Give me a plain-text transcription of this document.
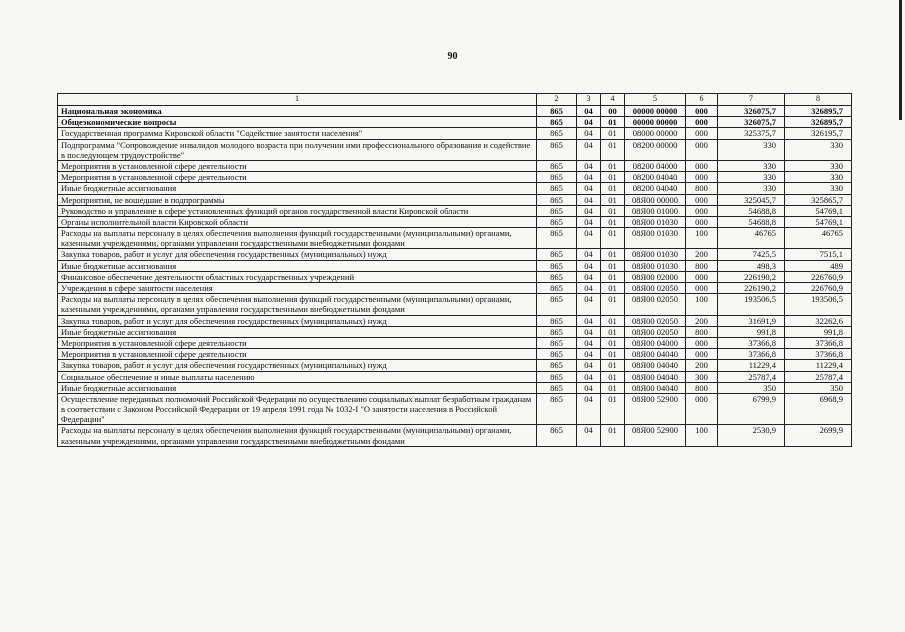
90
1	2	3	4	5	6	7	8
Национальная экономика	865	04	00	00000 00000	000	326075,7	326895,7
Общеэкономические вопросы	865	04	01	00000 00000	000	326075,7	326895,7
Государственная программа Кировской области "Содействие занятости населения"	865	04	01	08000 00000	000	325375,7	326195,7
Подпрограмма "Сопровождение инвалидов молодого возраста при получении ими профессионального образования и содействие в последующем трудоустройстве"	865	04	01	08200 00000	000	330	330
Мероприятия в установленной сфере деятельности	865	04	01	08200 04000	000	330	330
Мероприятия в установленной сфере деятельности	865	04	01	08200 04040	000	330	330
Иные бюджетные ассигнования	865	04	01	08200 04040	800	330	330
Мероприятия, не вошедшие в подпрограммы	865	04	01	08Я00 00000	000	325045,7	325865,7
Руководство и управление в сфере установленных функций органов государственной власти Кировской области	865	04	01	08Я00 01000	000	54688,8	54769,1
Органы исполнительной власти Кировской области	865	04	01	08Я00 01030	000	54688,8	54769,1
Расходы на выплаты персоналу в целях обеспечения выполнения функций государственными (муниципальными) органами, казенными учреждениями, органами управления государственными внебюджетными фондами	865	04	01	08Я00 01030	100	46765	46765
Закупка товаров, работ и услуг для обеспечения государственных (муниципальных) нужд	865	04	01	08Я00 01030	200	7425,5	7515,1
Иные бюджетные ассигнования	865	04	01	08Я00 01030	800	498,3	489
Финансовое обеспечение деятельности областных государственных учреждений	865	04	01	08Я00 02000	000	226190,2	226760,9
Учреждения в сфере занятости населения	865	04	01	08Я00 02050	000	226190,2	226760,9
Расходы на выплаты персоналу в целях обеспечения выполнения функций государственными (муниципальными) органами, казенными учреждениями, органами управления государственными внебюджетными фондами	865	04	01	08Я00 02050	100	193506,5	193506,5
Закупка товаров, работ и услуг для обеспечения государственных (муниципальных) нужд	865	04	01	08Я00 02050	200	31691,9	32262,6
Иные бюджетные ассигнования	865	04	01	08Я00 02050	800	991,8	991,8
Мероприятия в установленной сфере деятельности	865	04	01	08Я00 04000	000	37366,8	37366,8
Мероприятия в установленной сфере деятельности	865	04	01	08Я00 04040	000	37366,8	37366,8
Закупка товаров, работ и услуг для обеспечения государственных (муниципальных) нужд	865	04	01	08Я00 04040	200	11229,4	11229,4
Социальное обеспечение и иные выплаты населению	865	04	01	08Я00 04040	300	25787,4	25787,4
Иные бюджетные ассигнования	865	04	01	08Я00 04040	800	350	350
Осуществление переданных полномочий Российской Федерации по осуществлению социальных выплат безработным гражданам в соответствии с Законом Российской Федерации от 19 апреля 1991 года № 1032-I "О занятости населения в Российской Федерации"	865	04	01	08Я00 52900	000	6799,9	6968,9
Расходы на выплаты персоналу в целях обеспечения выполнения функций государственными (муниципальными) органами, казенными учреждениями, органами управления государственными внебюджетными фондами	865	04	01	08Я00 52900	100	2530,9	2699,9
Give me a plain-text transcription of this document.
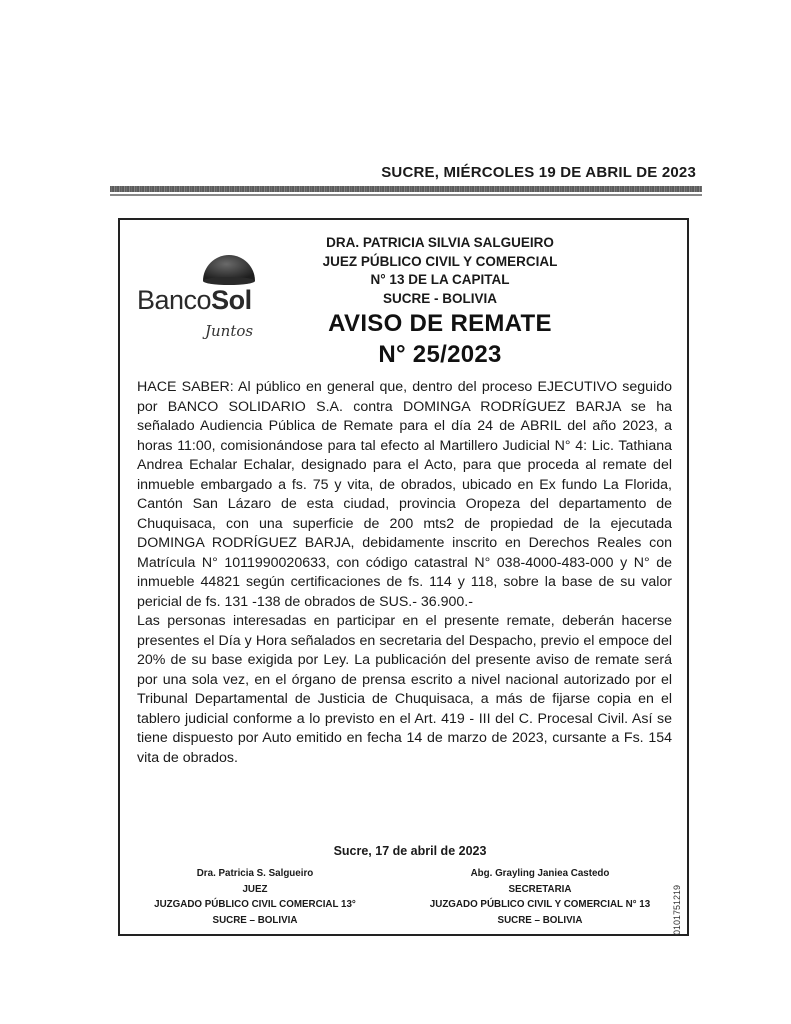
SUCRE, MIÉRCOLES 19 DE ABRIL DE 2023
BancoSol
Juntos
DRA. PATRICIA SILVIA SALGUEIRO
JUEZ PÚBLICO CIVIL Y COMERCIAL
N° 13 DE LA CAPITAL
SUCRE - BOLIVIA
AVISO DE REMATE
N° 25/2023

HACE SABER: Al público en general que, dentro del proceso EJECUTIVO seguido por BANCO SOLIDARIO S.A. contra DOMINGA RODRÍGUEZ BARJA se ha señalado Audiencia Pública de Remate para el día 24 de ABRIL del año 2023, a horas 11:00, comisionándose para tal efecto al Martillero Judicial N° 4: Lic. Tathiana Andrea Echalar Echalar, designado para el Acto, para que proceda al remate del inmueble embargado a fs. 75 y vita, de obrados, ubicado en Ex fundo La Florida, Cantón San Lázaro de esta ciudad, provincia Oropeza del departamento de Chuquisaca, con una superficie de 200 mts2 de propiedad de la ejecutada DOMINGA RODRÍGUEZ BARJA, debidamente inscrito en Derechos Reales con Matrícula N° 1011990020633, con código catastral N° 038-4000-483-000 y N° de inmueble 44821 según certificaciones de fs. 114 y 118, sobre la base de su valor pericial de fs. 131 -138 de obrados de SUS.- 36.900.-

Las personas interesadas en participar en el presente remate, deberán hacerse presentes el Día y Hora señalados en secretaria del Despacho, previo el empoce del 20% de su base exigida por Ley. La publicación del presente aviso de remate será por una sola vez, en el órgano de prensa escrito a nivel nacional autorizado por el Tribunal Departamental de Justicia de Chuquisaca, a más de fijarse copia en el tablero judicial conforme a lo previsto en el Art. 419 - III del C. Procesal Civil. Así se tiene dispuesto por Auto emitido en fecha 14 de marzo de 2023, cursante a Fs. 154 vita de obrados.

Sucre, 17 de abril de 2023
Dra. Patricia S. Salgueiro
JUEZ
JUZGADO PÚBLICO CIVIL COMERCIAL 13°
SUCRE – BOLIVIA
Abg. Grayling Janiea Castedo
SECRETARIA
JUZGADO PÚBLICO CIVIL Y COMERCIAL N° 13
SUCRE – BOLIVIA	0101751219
------------------------
• [PROBLEM REQUIREMENTS]: Copy the records above exactly. The pictures are not part of the copy.

• [CORRECT ANSWER]:
Give me a plain-text transcription of this document.
90
1	2	3	4	5	6	7	8
Национальная экономика	865	04	00	00000 00000	000	326075,7	326895,7
Общеэкономические вопросы	865	04	01	00000 00000	000	326075,7	326895,7
Государственная программа Кировской области "Содействие занятости населения"	865	04	01	08000 00000	000	325375,7	326195,7
Подпрограмма "Сопровождение инвалидов молодого возраста при получении ими профессионального образования и содействие в последующем трудоустройстве"	865	04	01	08200 00000	000	330	330
Мероприятия в установленной сфере деятельности	865	04	01	08200 04000	000	330	330
Мероприятия в установленной сфере деятельности	865	04	01	08200 04040	000	330	330
Иные бюджетные ассигнования	865	04	01	08200 04040	800	330	330
Мероприятия, не вошедшие в подпрограммы	865	04	01	08Я00 00000	000	325045,7	325865,7
Руководство и управление в сфере установленных функций органов государственной власти Кировской области	865	04	01	08Я00 01000	000	54688,8	54769,1
Органы исполнительной власти Кировской области	865	04	01	08Я00 01030	000	54688,8	54769,1
Расходы на выплаты персоналу в целях обеспечения выполнения функций государственными (муниципальными) органами, казенными учреждениями, органами управления государственными внебюджетными фондами	865	04	01	08Я00 01030	100	46765	46765
Закупка товаров, работ и услуг для обеспечения государственных (муниципальных) нужд	865	04	01	08Я00 01030	200	7425,5	7515,1
Иные бюджетные ассигнования	865	04	01	08Я00 01030	800	498,3	489
Финансовое обеспечение деятельности областных государственных учреждений	865	04	01	08Я00 02000	000	226190,2	226760,9
Учреждения в сфере занятости населения	865	04	01	08Я00 02050	000	226190,2	226760,9
Расходы на выплаты персоналу в целях обеспечения выполнения функций государственными (муниципальными) органами, казенными учреждениями, органами управления государственными внебюджетными фондами	865	04	01	08Я00 02050	100	193506,5	193506,5
Закупка товаров, работ и услуг для обеспечения государственных (муниципальных) нужд	865	04	01	08Я00 02050	200	31691,9	32262,6
Иные бюджетные ассигнования	865	04	01	08Я00 02050	800	991,8	991,8
Мероприятия в установленной сфере деятельности	865	04	01	08Я00 04000	000	37366,8	37366,8
Мероприятия в установленной сфере деятельности	865	04	01	08Я00 04040	000	37366,8	37366,8
Закупка товаров, работ и услуг для обеспечения государственных (муниципальных) нужд	865	04	01	08Я00 04040	200	11229,4	11229,4
Социальное обеспечение и иные выплаты населению	865	04	01	08Я00 04040	300	25787,4	25787,4
Иные бюджетные ассигнования	865	04	01	08Я00 04040	800	350	350
Осуществление переданных полномочий Российской Федерации по осуществлению социальных выплат безработным гражданам в соответствии с Законом Российской Федерации от 19 апреля 1991 года № 1032-I "О занятости населения в Российской Федерации"	865	04	01	08Я00 52900	000	6799,9	6968,9
Расходы на выплаты персоналу в целях обеспечения выполнения функций государственными (муниципальными) органами, казенными учреждениями, органами управления государственными внебюджетными фондами	865	04	01	08Я00 52900	100	2530,9	2699,9
Give me a plain-text transcription of this document.
SUCRE, MIÉRCOLES 19 DE ABRIL DE 2023
BancoSol
Juntos
DRA. PATRICIA SILVIA SALGUEIRO
JUEZ PÚBLICO CIVIL Y COMERCIAL
N° 13 DE LA CAPITAL
SUCRE - BOLIVIA
AVISO DE REMATE
N° 25/2023

HACE SABER: Al público en general que, dentro del proceso EJECUTIVO seguido por BANCO SOLIDARIO S.A. contra DOMINGA RODRÍGUEZ BARJA se ha señalado Audiencia Pública de Remate para el día 24 de ABRIL del año 2023, a horas 11:00, comisionándose para tal efecto al Martillero Judicial N° 4: Lic. Tathiana Andrea Echalar Echalar, designado para el Acto, para que proceda al remate del inmueble embargado a fs. 75 y vita, de obrados, ubicado en Ex fundo La Florida, Cantón San Lázaro de esta ciudad, provincia Oropeza del departamento de Chuquisaca, con una superficie de 200 mts2 de propiedad de la ejecutada DOMINGA RODRÍGUEZ BARJA, debidamente inscrito en Derechos Reales con Matrícula N° 1011990020633, con código catastral N° 038-4000-483-000 y N° de inmueble 44821 según certificaciones de fs. 114 y 118, sobre la base de su valor pericial de fs. 131 -138 de obrados de SUS.- 36.900.-

Las personas interesadas en participar en el presente remate, deberán hacerse presentes el Día y Hora señalados en secretaria del Despacho, previo el empoce del 20% de su base exigida por Ley. La publicación del presente aviso de remate será por una sola vez, en el órgano de prensa escrito a nivel nacional autorizado por el Tribunal Departamental de Justicia de Chuquisaca, a más de fijarse copia en el tablero judicial conforme a lo previsto en el Art. 419 - III del C. Procesal Civil. Así se tiene dispuesto por Auto emitido en fecha 14 de marzo de 2023, cursante a Fs. 154 vita de obrados.

Sucre, 17 de abril de 2023
Dra. Patricia S. Salgueiro
JUEZ
JUZGADO PÚBLICO CIVIL COMERCIAL 13°
SUCRE – BOLIVIA
Abg. Grayling Janiea Castedo
SECRETARIA
JUZGADO PÚBLICO CIVIL Y COMERCIAL N° 13
SUCRE – BOLIVIA	0101751219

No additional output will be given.